_Instructions for the task:_
Your answer should be only a number: how many lines include the word "ylabel".
►
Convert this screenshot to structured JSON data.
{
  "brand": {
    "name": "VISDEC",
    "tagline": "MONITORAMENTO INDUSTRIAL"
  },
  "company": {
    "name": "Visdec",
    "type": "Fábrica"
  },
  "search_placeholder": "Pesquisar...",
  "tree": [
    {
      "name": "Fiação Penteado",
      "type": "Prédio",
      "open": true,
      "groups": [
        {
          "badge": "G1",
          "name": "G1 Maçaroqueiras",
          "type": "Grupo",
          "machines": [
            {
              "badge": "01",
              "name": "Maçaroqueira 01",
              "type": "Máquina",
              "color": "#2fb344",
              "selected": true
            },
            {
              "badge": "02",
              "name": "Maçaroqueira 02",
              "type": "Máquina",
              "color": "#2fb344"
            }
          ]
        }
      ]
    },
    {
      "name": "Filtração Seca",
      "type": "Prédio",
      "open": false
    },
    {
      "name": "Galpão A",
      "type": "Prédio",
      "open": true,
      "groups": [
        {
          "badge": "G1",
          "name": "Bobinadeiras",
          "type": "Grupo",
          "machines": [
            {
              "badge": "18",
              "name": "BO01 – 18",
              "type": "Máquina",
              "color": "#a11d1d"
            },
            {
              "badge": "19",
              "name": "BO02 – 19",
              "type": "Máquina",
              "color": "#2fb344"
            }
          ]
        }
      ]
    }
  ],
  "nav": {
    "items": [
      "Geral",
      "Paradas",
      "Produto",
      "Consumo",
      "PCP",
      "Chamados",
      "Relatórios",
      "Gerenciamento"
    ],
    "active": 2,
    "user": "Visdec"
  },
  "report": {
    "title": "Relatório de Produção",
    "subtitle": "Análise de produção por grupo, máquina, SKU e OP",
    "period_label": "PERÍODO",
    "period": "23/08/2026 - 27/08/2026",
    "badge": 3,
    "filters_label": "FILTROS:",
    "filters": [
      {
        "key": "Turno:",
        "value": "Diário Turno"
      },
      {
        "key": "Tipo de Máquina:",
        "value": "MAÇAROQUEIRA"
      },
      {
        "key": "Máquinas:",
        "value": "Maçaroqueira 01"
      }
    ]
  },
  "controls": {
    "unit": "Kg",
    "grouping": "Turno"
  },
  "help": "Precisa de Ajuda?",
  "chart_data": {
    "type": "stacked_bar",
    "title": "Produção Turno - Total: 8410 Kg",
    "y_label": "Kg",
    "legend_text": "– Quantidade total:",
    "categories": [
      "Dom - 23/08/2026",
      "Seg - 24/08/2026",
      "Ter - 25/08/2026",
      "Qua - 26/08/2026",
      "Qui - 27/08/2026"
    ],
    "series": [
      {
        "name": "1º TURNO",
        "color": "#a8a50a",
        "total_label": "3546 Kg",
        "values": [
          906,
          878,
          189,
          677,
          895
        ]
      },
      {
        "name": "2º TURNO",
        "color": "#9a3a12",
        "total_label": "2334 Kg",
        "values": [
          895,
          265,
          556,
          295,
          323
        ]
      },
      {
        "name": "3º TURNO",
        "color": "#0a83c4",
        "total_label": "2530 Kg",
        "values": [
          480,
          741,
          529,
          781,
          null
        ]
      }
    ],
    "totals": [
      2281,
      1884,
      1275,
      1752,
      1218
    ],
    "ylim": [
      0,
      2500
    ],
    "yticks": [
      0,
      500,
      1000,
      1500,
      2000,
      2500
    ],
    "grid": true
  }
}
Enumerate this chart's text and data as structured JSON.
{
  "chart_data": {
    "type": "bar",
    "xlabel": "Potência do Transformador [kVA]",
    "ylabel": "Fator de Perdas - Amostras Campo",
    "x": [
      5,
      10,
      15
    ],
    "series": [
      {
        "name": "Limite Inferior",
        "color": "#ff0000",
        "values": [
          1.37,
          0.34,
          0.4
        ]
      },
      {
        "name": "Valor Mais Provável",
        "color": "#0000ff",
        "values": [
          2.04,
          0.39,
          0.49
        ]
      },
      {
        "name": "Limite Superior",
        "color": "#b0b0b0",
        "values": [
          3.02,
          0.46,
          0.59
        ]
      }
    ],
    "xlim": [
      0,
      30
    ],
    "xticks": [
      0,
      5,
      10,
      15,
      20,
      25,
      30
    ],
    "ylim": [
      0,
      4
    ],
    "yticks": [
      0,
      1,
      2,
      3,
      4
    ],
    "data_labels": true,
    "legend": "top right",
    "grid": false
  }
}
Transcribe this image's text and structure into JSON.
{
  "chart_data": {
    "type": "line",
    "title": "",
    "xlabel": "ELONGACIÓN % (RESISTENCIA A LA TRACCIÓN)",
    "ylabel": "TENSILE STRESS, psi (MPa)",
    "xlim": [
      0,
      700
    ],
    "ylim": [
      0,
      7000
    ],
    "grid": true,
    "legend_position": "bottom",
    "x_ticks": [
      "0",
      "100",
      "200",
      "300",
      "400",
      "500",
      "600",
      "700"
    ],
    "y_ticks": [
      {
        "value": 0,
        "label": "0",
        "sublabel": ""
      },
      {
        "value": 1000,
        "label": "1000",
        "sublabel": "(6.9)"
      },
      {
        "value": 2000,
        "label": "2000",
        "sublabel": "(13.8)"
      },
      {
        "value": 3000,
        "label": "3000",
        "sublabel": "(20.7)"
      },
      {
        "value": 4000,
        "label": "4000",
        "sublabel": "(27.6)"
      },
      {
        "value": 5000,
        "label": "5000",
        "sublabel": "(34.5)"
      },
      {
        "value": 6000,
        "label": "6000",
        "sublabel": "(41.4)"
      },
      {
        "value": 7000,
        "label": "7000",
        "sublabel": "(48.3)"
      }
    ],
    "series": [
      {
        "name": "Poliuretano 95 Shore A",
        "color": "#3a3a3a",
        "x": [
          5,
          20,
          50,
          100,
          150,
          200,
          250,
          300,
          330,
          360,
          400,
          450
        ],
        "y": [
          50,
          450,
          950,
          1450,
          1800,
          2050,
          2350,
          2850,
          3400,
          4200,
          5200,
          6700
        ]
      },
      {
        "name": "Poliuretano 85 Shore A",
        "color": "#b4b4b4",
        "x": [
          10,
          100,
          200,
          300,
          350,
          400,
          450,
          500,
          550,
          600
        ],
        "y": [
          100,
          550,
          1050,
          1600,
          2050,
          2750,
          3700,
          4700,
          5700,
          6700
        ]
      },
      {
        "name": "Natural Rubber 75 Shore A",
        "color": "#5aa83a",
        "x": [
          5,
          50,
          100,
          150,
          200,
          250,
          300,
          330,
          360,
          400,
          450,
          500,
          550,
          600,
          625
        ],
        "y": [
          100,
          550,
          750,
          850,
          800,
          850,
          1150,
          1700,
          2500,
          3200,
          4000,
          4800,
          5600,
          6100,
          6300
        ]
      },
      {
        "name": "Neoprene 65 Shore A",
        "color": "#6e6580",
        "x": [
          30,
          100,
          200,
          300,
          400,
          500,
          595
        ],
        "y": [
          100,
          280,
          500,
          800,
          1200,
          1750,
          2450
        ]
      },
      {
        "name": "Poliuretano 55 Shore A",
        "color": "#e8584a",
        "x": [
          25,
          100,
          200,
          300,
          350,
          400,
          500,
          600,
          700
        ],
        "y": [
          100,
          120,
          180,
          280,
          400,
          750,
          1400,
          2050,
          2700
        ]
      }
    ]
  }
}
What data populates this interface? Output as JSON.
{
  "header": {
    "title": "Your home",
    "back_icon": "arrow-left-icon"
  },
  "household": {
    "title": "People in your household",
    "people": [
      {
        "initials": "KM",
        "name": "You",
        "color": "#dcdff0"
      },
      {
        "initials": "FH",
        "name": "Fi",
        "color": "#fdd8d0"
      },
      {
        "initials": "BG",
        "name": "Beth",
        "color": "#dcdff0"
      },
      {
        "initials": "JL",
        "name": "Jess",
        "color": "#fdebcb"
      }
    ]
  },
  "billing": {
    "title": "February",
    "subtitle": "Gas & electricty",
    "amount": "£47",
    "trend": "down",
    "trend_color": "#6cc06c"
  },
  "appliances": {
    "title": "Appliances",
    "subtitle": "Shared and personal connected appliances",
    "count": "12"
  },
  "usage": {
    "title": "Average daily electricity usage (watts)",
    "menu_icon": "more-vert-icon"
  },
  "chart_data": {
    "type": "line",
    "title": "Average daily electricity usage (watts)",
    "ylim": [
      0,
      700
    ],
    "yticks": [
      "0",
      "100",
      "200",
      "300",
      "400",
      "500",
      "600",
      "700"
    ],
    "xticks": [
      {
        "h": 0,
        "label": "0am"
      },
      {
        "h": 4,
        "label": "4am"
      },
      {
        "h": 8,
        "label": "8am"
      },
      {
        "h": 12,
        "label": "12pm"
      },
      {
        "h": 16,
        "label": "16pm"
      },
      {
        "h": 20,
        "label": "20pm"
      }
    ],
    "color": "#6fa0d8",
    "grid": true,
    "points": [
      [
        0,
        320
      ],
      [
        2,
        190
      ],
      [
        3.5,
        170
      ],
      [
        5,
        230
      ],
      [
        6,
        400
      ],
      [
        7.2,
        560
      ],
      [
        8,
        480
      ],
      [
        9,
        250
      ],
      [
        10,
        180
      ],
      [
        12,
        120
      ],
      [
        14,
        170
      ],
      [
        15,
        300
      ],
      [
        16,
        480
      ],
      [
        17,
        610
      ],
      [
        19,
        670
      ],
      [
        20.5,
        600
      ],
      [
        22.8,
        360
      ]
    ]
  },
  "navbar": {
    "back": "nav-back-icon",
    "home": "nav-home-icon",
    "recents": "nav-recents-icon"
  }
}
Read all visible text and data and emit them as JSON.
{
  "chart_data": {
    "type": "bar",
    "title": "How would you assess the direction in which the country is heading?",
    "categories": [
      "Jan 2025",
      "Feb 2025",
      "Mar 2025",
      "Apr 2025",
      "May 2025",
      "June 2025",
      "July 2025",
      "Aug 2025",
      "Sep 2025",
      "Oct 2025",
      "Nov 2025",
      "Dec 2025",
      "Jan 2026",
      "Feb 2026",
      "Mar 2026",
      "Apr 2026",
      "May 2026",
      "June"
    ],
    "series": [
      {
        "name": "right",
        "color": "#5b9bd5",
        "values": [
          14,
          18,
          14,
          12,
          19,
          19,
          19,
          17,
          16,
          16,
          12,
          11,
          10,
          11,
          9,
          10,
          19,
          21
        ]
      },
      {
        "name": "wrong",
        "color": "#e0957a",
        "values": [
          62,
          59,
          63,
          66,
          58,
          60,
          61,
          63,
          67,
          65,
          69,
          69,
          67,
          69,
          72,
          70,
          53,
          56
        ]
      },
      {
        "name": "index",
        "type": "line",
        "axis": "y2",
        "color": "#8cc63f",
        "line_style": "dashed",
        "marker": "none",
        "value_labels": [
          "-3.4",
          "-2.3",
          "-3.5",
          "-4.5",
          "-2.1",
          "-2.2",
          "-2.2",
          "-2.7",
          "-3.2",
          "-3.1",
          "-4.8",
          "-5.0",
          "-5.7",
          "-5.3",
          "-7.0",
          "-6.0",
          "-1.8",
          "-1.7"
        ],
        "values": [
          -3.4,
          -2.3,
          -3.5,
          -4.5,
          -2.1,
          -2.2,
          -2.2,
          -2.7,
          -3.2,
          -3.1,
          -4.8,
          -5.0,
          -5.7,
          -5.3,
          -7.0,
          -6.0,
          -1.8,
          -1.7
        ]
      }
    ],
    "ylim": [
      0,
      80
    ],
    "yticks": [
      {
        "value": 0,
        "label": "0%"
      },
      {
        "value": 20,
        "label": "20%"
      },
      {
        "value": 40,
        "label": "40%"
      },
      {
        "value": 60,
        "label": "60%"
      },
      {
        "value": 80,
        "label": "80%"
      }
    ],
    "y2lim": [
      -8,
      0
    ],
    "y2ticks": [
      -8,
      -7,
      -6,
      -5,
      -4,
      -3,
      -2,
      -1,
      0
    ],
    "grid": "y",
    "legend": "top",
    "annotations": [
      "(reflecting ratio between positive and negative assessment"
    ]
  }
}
◄
_Worked solution:_
2